(Data records)
++++++++++

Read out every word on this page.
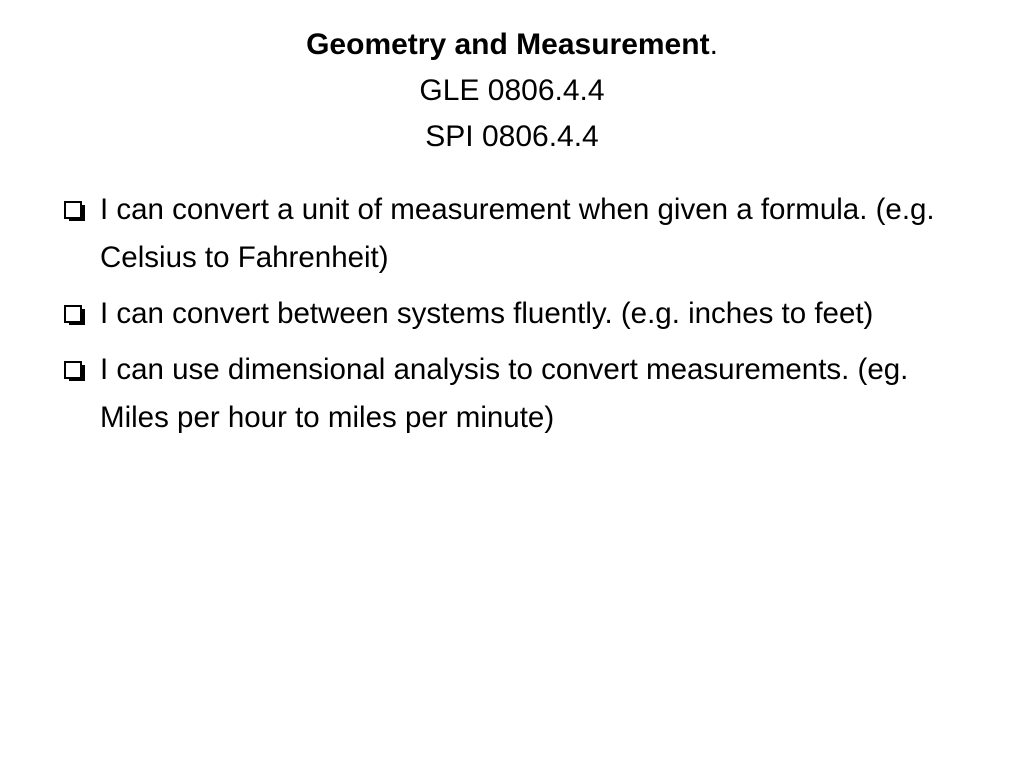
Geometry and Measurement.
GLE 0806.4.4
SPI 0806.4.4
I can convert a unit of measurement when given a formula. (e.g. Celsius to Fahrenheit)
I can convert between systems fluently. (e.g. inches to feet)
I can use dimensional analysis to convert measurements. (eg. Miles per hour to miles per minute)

++++++++++

Keep the pictures out of your copy, and repeat every entry above exactly.

● Full answer:
Read out every word on this page.
Geometry and Measurement.
GLE 0806.4.4
SPI 0806.4.4
I can convert a unit of measurement when given a formula. (e.g. Celsius to Fahrenheit)
I can convert between systems fluently. (e.g. inches to feet)
I can use dimensional analysis to convert measurements. (eg. Miles per hour to miles per minute)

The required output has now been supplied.